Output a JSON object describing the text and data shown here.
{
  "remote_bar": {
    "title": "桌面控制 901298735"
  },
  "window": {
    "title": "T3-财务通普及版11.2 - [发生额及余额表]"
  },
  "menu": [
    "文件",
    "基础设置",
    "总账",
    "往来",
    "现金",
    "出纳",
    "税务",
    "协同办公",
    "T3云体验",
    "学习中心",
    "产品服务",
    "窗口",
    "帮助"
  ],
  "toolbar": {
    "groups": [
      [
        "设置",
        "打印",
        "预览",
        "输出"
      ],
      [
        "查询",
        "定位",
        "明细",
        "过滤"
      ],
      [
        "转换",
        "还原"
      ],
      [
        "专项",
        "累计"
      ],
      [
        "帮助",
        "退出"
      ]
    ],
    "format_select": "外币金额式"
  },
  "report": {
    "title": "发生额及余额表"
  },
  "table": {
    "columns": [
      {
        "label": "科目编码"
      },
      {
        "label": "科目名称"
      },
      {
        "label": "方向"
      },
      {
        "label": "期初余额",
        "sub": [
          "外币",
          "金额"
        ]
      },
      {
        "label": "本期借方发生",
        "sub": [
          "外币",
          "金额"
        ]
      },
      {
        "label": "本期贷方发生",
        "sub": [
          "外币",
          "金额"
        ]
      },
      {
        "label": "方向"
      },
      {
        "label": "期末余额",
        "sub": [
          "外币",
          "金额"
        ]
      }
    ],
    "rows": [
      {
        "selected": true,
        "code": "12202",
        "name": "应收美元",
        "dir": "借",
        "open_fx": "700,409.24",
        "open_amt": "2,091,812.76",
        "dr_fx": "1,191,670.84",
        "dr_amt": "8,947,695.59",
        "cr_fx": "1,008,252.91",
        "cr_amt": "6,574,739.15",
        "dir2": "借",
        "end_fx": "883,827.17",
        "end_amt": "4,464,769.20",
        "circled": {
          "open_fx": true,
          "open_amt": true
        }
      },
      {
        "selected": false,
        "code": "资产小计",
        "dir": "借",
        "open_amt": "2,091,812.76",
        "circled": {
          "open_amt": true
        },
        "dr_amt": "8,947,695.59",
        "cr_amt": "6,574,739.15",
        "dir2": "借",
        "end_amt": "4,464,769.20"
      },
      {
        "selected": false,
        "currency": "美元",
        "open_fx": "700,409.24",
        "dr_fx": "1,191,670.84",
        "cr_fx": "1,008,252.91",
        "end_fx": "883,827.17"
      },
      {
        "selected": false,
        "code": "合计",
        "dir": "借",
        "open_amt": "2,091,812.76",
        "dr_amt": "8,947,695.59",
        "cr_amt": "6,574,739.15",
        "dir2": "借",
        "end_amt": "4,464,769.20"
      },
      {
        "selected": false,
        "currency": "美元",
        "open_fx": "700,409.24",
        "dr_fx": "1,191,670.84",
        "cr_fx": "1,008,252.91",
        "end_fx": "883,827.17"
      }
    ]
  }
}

--

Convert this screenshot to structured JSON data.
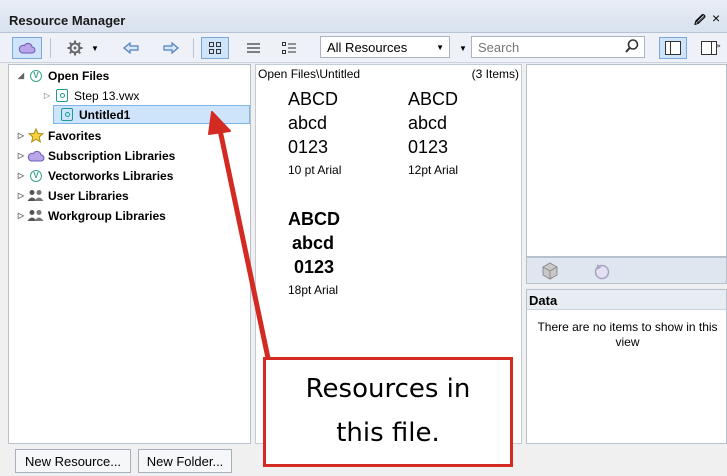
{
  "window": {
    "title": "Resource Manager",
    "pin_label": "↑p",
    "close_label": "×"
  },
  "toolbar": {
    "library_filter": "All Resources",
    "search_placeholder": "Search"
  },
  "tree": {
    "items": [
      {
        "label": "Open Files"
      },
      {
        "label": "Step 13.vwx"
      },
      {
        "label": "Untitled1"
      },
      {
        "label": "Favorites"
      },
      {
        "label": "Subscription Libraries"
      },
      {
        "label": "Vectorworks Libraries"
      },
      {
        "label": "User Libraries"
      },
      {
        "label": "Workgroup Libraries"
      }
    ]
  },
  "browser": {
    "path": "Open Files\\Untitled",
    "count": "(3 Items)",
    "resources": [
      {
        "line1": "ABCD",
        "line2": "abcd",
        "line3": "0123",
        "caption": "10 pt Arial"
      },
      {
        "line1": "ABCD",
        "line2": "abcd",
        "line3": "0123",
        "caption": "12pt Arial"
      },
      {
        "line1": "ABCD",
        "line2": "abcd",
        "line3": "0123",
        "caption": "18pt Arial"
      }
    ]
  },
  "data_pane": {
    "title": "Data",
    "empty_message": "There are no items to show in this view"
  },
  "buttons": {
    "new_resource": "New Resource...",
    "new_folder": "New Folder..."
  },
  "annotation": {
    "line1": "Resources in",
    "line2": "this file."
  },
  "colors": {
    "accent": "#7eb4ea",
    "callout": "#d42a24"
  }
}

### Requirements
Which lines include the word "JSON"? List them all.

### Correct result
Output a JSON object describing the text and data shown here.
Convert this screenshot to structured JSON data.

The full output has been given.